# Imaging Ellipsometry – Principles of Operation for Surface Characterization

By AZoNano

Introduction
Polarization of Light
The Proper Coordinate System
Reflection at Surfaces
Optical Components Used For Ellipsometry
Polarizers
Optical Retarders
Nuling Ellipsometry
Optical Modeling
Imaging Ellipsometry
Scanner
Nanofilm Imaging Ellipsometer
Conclusion

## Introduction

Ellipsometry is a highly sensitive optical technique that has been used for about a hundred years to obtain information about surfaces. It works on the principle that the polarization state of light may change when the light beam is reflected from a surface. If the surface is covered by a thin film or a stack of films, the entire optical system of film & substrate affects the change in polarization. The elliptical state of polarization, where the electrical field vector moves along an ellipse when seen at a fixed point in space, is the most general state of polarization. The basic components of an ellipsometer are a light source, some optical components to change the polarization and a detector. With the help of imaging technology, it is possible to extend the classical ellipsometer to a new form of visualization tool or a microscope with high sensitivity to thin films.

Figure 1. Historical setup of an ellipsometer [Paul Drude, Lehrbuch der Optik, Leipzig, 1906]

## Polarization of Light

In order to describe light, which is an electromagnetic wave, the direction and strength of the electric field E is considered as this has a stronger interaction with matter than the magnetic field. Monochromatic light may at a point in space E, be split into three independent harmonic oscillations along an x,y,z-coordinate system. If the light wave is a plane wave that travels along the z-axis, the E vector is always orthogonal to z, thus it can be described by two harmonic oscillations along x and y. These oscillations have an identical frequency, but a different amplitude and phase. Consequently, the E vector moves along an ellipse at a specified point in space. The manner in which a vector field varies with time at a fixed point in space is known as polarization. Hence the most general polarization of monochromatic light is elliptical. If the x and y oscillations are equal, the resulting ellipse forms into a straight line. If the phase difference is +/-90° the ellipse forms into a circle. Thus, linear and circular polarization are specialized cases of the general elliptical state. For all other phase differences, a "true” ellipse evolves.

Part of a data file
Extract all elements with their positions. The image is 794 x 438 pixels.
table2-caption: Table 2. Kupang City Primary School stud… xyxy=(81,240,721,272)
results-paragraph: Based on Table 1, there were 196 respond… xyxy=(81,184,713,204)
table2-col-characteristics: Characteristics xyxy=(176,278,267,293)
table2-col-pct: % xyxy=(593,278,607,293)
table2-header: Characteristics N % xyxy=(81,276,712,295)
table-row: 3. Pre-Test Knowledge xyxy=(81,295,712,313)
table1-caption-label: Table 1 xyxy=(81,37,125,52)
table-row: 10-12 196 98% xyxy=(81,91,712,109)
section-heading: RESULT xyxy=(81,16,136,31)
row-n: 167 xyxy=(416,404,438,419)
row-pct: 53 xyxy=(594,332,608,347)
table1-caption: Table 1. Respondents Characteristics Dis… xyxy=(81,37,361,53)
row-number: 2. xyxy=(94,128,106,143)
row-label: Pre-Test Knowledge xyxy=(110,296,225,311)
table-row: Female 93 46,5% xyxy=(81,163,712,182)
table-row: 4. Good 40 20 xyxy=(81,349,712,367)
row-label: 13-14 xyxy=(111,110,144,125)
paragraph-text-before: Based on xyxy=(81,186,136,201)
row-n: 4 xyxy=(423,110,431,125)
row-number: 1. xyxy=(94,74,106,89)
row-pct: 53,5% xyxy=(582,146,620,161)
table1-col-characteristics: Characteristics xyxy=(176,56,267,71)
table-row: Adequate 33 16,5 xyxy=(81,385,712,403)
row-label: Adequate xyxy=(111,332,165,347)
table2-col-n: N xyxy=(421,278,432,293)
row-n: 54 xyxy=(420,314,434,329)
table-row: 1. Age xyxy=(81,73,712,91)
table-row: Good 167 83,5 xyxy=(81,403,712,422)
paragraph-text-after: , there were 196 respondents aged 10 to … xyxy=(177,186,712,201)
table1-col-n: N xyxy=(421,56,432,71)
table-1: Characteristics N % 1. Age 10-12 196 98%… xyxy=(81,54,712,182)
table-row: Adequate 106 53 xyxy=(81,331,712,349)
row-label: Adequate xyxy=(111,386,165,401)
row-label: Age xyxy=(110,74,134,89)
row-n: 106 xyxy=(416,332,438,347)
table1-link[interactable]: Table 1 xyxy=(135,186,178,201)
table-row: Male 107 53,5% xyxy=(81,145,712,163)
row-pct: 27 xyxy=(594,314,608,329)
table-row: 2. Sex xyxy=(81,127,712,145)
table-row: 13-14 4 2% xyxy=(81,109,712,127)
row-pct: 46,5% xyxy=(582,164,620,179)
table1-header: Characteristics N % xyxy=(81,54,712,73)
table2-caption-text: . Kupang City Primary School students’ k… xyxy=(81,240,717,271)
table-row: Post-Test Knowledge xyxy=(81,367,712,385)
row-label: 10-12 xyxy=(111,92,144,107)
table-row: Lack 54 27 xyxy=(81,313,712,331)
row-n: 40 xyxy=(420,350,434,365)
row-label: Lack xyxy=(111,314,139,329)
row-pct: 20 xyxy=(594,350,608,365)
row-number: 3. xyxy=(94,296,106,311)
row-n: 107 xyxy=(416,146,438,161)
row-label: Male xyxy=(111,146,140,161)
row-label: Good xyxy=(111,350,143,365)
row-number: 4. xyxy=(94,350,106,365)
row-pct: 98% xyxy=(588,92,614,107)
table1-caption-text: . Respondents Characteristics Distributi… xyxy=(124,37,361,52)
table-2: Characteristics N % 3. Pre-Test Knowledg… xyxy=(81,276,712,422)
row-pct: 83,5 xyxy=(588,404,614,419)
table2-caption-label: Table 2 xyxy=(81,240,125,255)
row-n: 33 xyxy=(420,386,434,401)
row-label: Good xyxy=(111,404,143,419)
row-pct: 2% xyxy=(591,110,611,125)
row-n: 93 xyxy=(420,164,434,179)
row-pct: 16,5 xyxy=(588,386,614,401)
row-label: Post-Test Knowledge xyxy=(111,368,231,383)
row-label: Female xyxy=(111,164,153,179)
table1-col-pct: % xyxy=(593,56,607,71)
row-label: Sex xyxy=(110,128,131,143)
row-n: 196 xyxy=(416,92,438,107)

### Your objective
According to the ellipsometry text, what are the basic components of an ellipsometer? These lines are separate from the ellipsometry text.

### Worked solution
A light source, some optical components to change the polarization, and a detector.